- [Exercise requirements] All records should be reproduced verbatim.
>> START Records provided
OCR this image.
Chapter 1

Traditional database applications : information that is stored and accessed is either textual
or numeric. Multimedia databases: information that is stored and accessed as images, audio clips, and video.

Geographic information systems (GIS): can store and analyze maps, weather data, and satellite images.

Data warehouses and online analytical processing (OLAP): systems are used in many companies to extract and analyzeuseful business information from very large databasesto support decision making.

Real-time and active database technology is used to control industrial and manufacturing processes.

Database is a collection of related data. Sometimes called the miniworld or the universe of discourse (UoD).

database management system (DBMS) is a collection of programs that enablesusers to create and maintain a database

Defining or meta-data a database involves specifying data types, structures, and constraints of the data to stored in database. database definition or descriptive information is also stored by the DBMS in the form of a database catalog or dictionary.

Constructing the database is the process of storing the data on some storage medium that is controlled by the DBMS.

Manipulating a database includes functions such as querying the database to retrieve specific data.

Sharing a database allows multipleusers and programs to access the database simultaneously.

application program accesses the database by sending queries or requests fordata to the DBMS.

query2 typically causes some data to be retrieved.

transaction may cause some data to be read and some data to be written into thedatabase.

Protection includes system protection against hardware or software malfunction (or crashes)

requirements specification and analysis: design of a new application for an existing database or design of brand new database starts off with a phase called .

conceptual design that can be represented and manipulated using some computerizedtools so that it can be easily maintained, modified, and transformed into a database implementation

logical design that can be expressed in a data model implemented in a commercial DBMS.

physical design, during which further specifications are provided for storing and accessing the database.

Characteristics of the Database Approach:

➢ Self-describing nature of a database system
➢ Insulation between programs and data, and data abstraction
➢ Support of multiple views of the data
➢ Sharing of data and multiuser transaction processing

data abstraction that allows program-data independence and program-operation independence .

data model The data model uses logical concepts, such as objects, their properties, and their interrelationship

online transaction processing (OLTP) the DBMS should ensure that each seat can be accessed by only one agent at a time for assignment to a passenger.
>> END Records provided
- [Task result]
OCR this image.
Chapter 1

Traditional database applications : information that is stored and accessed is either textual
or numeric. Multimedia databases: information that is stored and accessed as images, audio clips, and video.

Geographic information systems (GIS): can store and analyze maps, weather data, and satellite images.

Data warehouses and online analytical processing (OLAP): systems are used in many companies to extract and analyzeuseful business information from very large databasesto support decision making.

Real-time and active database technology is used to control industrial and manufacturing processes.

Database is a collection of related data. Sometimes called the miniworld or the universe of discourse (UoD).

database management system (DBMS) is a collection of programs that enablesusers to create and maintain a database

Defining or meta-data a database involves specifying data types, structures, and constraints of the data to stored in database. database definition or descriptive information is also stored by the DBMS in the form of a database catalog or dictionary.

Constructing the database is the process of storing the data on some storage medium that is controlled by the DBMS.

Manipulating a database includes functions such as querying the database to retrieve specific data.

Sharing a database allows multipleusers and programs to access the database simultaneously.

application program accesses the database by sending queries or requests fordata to the DBMS.

query2 typically causes some data to be retrieved.

transaction may cause some data to be read and some data to be written into thedatabase.

Protection includes system protection against hardware or software malfunction (or crashes)

requirements specification and analysis: design of a new application for an existing database or design of brand new database starts off with a phase called .

conceptual design that can be represented and manipulated using some computerizedtools so that it can be easily maintained, modified, and transformed into a database implementation

logical design that can be expressed in a data model implemented in a commercial DBMS.

physical design, during which further specifications are provided for storing and accessing the database.

Characteristics of the Database Approach:

➢ Self-describing nature of a database system
➢ Insulation between programs and data, and data abstraction
➢ Support of multiple views of the data
➢ Sharing of data and multiuser transaction processing

data abstraction that allows program-data independence and program-operation independence .

data model The data model uses logical concepts, such as objects, their properties, and their interrelationship

online transaction processing (OLTP) the DBMS should ensure that each seat can be accessed by only one agent at a time for assignment to a passenger.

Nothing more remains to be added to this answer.